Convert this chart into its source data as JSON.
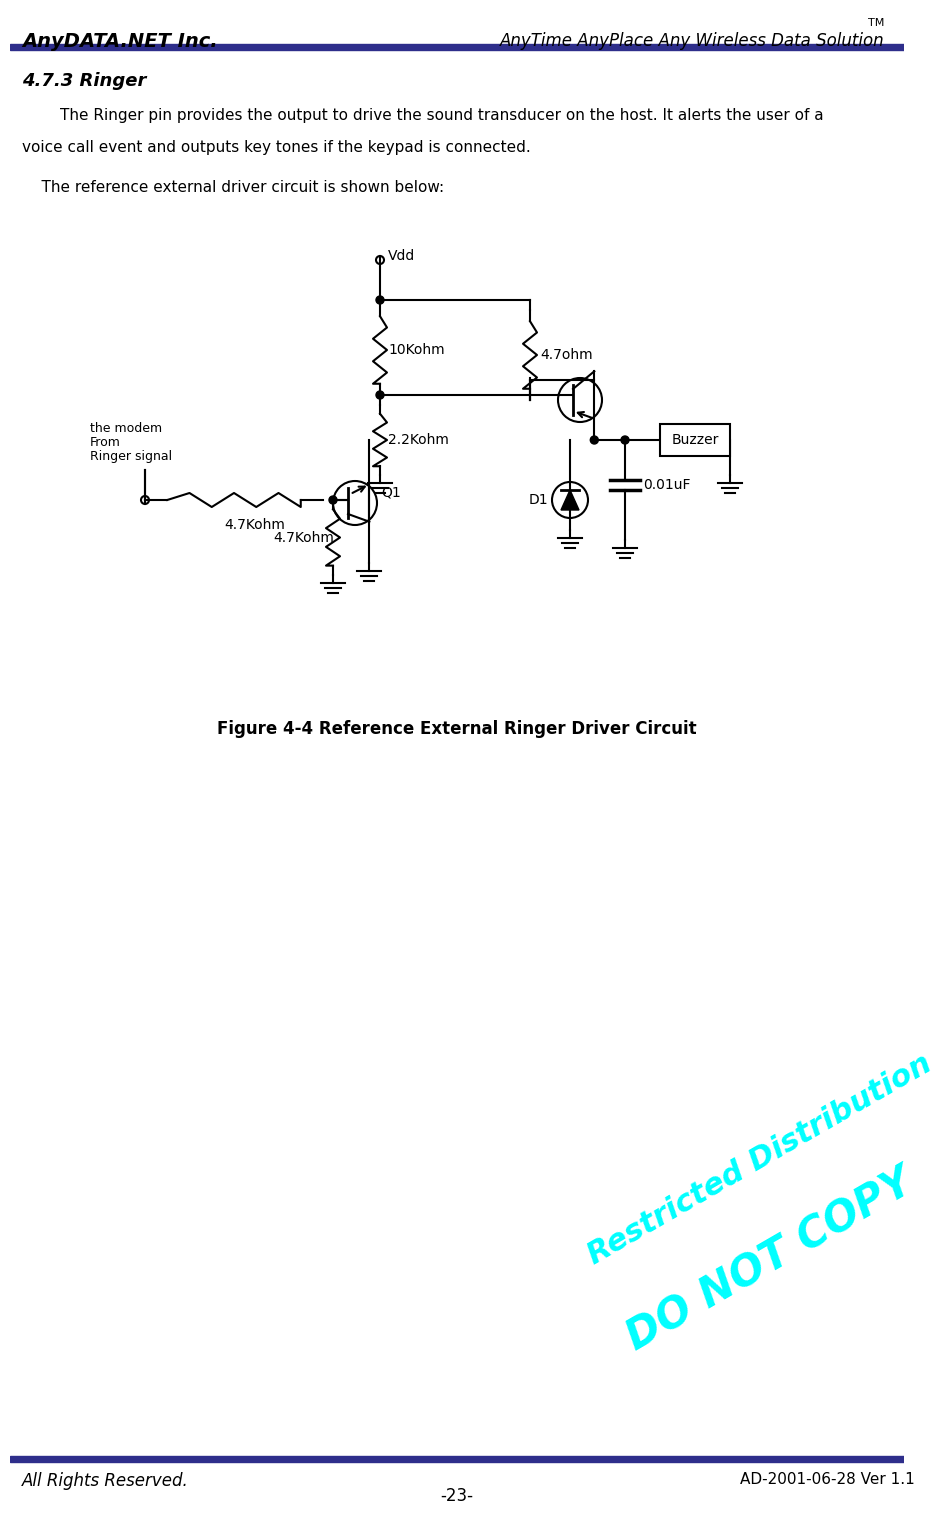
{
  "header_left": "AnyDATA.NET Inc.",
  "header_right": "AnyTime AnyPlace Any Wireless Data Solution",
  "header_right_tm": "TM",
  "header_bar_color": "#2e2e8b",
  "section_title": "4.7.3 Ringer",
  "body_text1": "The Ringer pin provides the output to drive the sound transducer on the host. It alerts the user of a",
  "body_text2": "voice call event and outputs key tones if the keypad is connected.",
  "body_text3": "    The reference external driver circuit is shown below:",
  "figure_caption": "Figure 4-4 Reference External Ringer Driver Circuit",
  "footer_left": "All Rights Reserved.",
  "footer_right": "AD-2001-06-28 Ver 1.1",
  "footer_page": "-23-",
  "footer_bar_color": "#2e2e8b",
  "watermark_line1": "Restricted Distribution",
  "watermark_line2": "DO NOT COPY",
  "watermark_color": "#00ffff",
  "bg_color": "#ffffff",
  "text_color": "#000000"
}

#####

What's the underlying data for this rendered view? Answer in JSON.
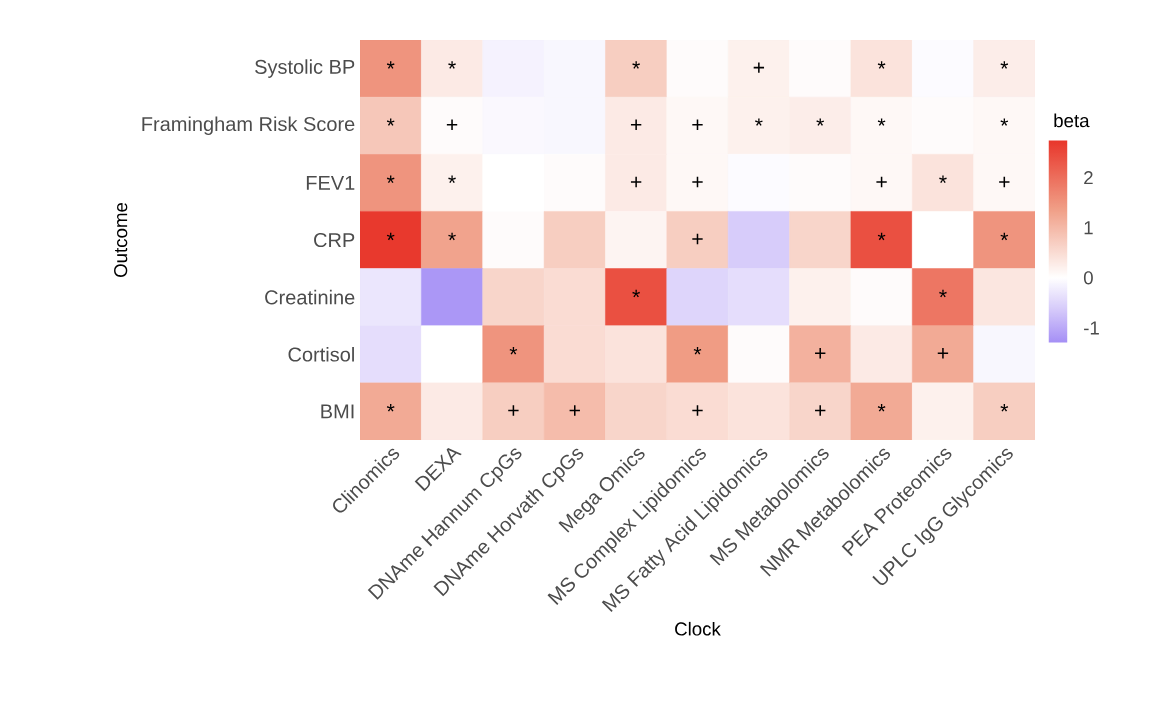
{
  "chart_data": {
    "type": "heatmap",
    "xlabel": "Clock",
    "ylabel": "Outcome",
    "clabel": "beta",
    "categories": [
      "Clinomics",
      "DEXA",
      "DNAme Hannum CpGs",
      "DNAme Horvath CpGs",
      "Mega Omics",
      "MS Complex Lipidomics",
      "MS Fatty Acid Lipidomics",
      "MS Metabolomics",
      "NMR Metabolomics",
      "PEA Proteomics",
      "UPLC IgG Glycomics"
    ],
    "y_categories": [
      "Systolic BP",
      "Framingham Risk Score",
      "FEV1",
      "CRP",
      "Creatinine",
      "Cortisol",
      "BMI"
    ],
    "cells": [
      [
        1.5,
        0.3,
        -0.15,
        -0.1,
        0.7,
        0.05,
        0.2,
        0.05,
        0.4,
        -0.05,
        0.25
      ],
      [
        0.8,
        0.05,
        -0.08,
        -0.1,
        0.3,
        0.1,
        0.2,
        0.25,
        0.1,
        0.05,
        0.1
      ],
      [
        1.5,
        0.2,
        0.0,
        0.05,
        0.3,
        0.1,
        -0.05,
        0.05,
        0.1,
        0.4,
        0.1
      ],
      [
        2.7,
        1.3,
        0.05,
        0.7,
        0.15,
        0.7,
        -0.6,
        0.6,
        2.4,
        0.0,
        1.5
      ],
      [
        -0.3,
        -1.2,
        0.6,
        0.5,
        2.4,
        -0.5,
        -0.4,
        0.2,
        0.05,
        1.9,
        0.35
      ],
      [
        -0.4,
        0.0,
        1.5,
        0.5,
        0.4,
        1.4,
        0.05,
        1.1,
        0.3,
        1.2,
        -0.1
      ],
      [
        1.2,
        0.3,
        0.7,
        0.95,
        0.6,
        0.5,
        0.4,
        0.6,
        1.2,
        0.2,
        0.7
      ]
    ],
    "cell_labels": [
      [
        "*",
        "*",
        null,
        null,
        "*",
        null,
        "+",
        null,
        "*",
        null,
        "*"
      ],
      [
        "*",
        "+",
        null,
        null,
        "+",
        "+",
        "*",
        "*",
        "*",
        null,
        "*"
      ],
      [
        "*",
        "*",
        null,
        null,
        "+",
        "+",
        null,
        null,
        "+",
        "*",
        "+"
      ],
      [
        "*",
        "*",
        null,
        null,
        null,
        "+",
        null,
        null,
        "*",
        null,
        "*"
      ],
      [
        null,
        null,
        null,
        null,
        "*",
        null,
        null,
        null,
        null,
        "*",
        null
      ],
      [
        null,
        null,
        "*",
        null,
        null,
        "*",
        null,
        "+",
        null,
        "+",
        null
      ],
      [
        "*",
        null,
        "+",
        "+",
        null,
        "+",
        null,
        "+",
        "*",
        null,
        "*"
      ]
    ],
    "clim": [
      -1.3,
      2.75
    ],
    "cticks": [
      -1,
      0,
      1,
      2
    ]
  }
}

#####

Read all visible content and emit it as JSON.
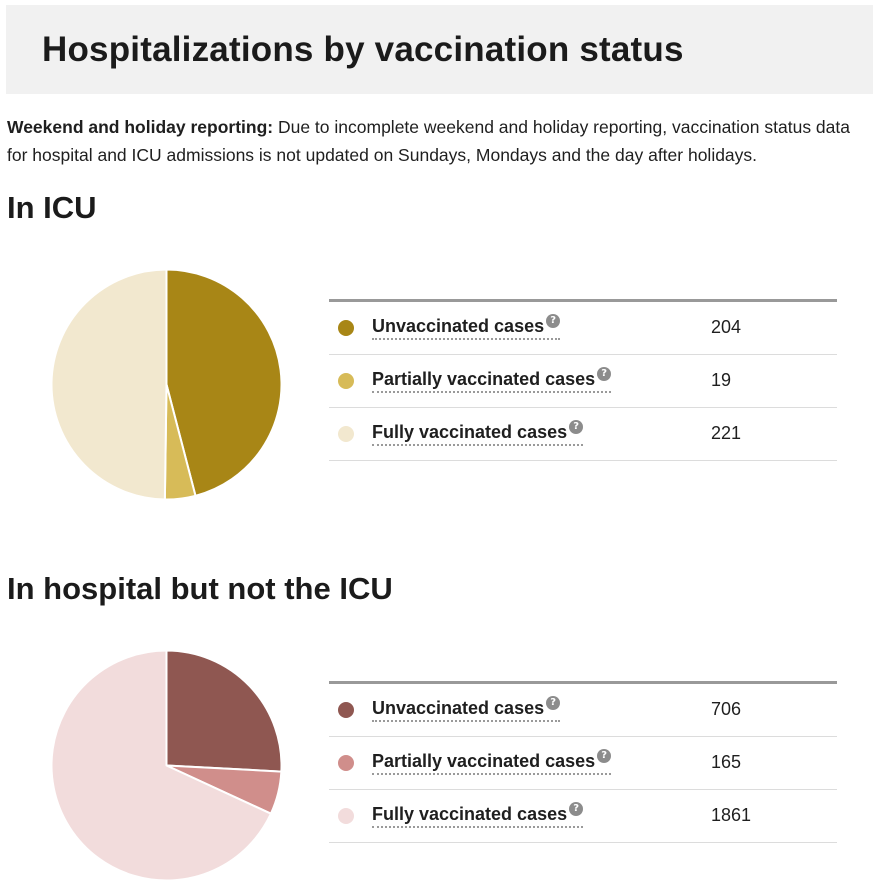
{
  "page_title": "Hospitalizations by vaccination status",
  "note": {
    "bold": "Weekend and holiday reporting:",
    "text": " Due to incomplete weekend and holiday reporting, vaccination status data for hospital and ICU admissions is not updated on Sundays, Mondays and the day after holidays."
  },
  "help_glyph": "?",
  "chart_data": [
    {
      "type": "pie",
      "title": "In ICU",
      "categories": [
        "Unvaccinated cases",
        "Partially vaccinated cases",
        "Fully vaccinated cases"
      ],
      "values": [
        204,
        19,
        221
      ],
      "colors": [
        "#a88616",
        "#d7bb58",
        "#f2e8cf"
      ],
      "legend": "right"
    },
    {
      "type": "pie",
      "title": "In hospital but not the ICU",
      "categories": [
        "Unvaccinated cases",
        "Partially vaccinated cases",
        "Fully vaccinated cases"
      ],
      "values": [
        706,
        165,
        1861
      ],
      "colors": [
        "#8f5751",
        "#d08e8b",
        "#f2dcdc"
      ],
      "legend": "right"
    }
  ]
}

#####

Write out every line from the entries where "JSON" appears.

• Output of the exercise:
Convert this chart into its source data as JSON.
What's the underlying data for this rendered view? Answer in JSON.
Read all visible content and emit it as JSON.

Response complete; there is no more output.